(Figure record listings)
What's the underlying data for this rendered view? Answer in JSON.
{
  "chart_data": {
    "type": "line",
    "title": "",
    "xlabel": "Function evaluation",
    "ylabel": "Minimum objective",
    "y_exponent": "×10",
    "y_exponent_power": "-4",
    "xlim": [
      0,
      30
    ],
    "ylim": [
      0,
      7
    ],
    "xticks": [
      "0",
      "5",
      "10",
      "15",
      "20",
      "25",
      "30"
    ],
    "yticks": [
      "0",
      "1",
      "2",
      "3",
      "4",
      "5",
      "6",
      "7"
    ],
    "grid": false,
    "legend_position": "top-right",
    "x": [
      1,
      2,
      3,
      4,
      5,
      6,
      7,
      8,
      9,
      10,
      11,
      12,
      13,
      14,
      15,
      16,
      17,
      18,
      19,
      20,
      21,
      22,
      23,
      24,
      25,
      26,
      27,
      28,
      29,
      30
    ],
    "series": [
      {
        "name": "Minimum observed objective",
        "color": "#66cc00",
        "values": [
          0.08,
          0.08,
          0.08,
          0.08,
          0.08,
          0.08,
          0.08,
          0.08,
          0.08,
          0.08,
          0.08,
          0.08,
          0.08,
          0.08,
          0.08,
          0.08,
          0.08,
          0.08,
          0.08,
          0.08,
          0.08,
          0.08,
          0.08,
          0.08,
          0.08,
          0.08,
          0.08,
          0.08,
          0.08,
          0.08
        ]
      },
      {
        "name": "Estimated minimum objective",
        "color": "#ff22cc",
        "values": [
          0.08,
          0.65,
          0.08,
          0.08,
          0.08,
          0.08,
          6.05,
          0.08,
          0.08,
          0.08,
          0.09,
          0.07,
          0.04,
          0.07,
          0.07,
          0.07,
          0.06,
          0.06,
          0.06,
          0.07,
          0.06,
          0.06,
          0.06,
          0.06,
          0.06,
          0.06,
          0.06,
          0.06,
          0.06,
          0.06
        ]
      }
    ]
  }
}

• _Written task_:
Above are the records; copy all of them exactly.

• _Solution to the problem_:
What's the underlying data for this rendered view? Answer in JSON.
{
  "chart_data": {
    "type": "line",
    "title": "",
    "xlabel": "Function evaluation",
    "ylabel": "Minimum objective",
    "y_exponent": "×10",
    "y_exponent_power": "-4",
    "xlim": [
      0,
      30
    ],
    "ylim": [
      0,
      7
    ],
    "xticks": [
      "0",
      "5",
      "10",
      "15",
      "20",
      "25",
      "30"
    ],
    "yticks": [
      "0",
      "1",
      "2",
      "3",
      "4",
      "5",
      "6",
      "7"
    ],
    "grid": false,
    "legend_position": "top-right",
    "x": [
      1,
      2,
      3,
      4,
      5,
      6,
      7,
      8,
      9,
      10,
      11,
      12,
      13,
      14,
      15,
      16,
      17,
      18,
      19,
      20,
      21,
      22,
      23,
      24,
      25,
      26,
      27,
      28,
      29,
      30
    ],
    "series": [
      {
        "name": "Minimum observed objective",
        "color": "#66cc00",
        "values": [
          0.08,
          0.08,
          0.08,
          0.08,
          0.08,
          0.08,
          0.08,
          0.08,
          0.08,
          0.08,
          0.08,
          0.08,
          0.08,
          0.08,
          0.08,
          0.08,
          0.08,
          0.08,
          0.08,
          0.08,
          0.08,
          0.08,
          0.08,
          0.08,
          0.08,
          0.08,
          0.08,
          0.08,
          0.08,
          0.08
        ]
      },
      {
        "name": "Estimated minimum objective",
        "color": "#ff22cc",
        "values": [
          0.08,
          0.65,
          0.08,
          0.08,
          0.08,
          0.08,
          6.05,
          0.08,
          0.08,
          0.08,
          0.09,
          0.07,
          0.04,
          0.07,
          0.07,
          0.07,
          0.06,
          0.06,
          0.06,
          0.07,
          0.06,
          0.06,
          0.06,
          0.06,
          0.06,
          0.06,
          0.06,
          0.06,
          0.06,
          0.06
        ]
      }
    ]
  }
}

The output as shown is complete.